*TASK DIRECTIONS*:
Pictures should be excluded; otherwise, copy every entry exactly.

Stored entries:

+++++

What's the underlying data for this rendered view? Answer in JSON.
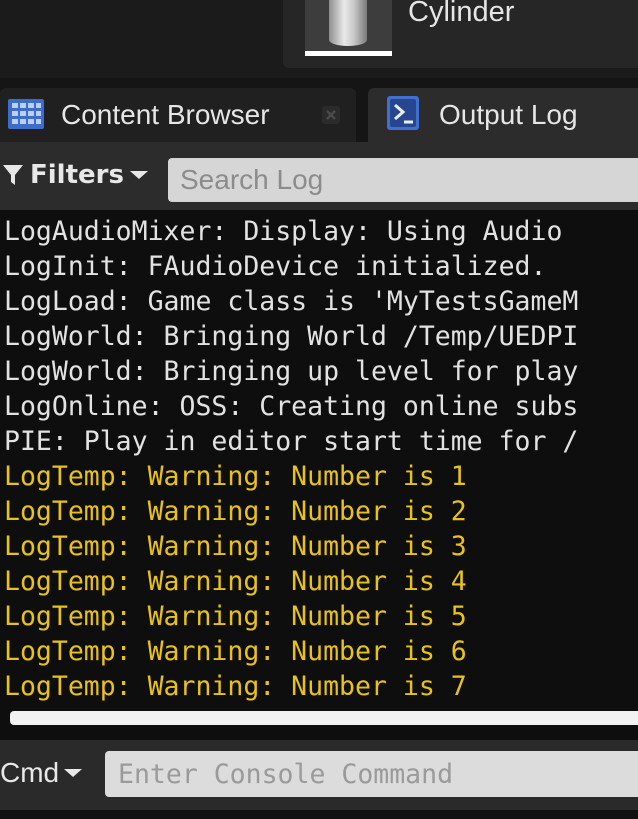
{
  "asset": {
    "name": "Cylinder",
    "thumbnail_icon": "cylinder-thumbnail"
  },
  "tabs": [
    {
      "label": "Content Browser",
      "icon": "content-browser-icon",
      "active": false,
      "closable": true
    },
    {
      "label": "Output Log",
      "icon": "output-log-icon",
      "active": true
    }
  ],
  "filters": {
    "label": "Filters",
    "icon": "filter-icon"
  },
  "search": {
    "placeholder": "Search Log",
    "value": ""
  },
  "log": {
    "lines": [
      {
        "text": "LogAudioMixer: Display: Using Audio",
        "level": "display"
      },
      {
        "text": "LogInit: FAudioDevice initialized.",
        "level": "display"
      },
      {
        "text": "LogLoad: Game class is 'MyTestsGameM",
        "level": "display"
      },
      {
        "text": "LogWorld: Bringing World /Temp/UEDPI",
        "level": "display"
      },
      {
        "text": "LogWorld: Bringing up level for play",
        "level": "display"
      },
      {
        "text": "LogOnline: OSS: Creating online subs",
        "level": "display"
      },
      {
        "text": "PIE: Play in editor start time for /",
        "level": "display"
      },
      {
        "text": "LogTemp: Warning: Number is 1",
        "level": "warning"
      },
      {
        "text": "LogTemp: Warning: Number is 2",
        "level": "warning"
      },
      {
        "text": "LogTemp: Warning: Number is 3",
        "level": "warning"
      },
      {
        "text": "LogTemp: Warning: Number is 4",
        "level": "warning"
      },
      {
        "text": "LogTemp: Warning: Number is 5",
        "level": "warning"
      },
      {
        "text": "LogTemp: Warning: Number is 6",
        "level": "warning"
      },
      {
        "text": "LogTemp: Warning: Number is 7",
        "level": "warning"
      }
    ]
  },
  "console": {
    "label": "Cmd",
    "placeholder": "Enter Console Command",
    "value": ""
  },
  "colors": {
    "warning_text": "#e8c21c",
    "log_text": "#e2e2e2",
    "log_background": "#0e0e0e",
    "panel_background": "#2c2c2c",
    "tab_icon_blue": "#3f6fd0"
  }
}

+++++

*TASK RESPONSE*:
What's the underlying data for this rendered view? Answer in JSON.
{
  "asset": {
    "name": "Cylinder",
    "thumbnail_icon": "cylinder-thumbnail"
  },
  "tabs": [
    {
      "label": "Content Browser",
      "icon": "content-browser-icon",
      "active": false,
      "closable": true
    },
    {
      "label": "Output Log",
      "icon": "output-log-icon",
      "active": true
    }
  ],
  "filters": {
    "label": "Filters",
    "icon": "filter-icon"
  },
  "search": {
    "placeholder": "Search Log",
    "value": ""
  },
  "log": {
    "lines": [
      {
        "text": "LogAudioMixer: Display: Using Audio",
        "level": "display"
      },
      {
        "text": "LogInit: FAudioDevice initialized.",
        "level": "display"
      },
      {
        "text": "LogLoad: Game class is 'MyTestsGameM",
        "level": "display"
      },
      {
        "text": "LogWorld: Bringing World /Temp/UEDPI",
        "level": "display"
      },
      {
        "text": "LogWorld: Bringing up level for play",
        "level": "display"
      },
      {
        "text": "LogOnline: OSS: Creating online subs",
        "level": "display"
      },
      {
        "text": "PIE: Play in editor start time for /",
        "level": "display"
      },
      {
        "text": "LogTemp: Warning: Number is 1",
        "level": "warning"
      },
      {
        "text": "LogTemp: Warning: Number is 2",
        "level": "warning"
      },
      {
        "text": "LogTemp: Warning: Number is 3",
        "level": "warning"
      },
      {
        "text": "LogTemp: Warning: Number is 4",
        "level": "warning"
      },
      {
        "text": "LogTemp: Warning: Number is 5",
        "level": "warning"
      },
      {
        "text": "LogTemp: Warning: Number is 6",
        "level": "warning"
      },
      {
        "text": "LogTemp: Warning: Number is 7",
        "level": "warning"
      }
    ]
  },
  "console": {
    "label": "Cmd",
    "placeholder": "Enter Console Command",
    "value": ""
  },
  "colors": {
    "warning_text": "#e8c21c",
    "log_text": "#e2e2e2",
    "log_background": "#0e0e0e",
    "panel_background": "#2c2c2c",
    "tab_icon_blue": "#3f6fd0"
  }
}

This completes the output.